__Dataset entries__
★ ★ ★ ★
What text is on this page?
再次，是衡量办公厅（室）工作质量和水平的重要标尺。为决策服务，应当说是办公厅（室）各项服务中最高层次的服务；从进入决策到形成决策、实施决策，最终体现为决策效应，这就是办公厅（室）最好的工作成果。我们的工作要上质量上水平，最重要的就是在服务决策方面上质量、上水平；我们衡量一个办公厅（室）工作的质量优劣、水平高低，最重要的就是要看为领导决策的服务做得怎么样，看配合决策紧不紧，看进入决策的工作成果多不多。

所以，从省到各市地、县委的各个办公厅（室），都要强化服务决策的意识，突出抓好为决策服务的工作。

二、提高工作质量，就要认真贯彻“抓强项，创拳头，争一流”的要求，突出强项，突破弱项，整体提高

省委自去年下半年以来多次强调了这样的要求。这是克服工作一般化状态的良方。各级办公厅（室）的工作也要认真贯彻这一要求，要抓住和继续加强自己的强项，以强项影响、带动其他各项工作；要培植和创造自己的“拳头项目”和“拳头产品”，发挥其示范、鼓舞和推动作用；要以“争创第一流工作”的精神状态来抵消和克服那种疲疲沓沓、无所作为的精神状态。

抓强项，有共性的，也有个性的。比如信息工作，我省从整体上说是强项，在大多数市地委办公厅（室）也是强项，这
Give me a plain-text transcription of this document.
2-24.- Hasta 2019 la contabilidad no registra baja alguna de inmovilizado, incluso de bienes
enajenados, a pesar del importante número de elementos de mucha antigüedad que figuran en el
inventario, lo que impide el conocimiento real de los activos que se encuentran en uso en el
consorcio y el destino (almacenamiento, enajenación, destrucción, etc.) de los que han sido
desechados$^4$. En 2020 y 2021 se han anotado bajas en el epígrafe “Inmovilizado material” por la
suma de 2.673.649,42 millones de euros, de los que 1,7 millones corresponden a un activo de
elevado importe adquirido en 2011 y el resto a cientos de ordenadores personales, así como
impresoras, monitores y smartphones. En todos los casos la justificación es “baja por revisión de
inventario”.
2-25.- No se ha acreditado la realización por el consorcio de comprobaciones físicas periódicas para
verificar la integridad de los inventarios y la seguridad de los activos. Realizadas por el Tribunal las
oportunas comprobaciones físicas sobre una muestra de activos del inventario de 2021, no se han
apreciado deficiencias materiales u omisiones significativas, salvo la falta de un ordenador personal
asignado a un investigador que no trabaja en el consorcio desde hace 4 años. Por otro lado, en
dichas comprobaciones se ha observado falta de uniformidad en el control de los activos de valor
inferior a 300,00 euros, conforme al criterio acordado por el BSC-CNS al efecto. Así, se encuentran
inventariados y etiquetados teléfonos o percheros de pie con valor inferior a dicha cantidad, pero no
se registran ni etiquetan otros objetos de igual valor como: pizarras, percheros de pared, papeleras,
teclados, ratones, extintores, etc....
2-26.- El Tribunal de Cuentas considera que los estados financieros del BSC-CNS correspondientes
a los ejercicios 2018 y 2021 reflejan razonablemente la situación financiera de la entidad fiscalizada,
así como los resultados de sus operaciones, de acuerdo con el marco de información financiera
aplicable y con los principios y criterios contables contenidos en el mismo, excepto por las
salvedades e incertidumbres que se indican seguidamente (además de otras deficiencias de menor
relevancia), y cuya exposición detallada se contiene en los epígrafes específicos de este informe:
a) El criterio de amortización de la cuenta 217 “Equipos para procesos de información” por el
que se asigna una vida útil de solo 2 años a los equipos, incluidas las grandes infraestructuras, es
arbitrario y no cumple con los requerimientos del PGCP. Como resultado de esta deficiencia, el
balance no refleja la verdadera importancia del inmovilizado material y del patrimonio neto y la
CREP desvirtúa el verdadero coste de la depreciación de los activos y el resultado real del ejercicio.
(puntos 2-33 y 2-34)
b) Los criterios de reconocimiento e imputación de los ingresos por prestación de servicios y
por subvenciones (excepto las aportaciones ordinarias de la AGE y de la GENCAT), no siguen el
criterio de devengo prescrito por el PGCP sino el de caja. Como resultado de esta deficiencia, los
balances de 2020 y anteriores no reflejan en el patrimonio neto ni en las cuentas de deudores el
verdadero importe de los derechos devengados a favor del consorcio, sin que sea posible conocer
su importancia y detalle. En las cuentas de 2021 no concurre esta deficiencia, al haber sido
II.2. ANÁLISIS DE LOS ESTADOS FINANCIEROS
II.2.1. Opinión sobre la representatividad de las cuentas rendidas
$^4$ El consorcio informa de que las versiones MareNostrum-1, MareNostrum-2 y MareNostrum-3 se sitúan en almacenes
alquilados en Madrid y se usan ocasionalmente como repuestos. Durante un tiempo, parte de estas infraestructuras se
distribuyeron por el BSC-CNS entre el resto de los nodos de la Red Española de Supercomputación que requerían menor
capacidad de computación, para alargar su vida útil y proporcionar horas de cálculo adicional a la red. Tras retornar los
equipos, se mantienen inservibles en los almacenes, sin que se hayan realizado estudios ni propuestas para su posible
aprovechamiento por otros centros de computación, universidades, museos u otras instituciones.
★ ★ ★ ★
__Request__
Only the number is wanted: how many lines above include the word "falta"?

__Task output__
2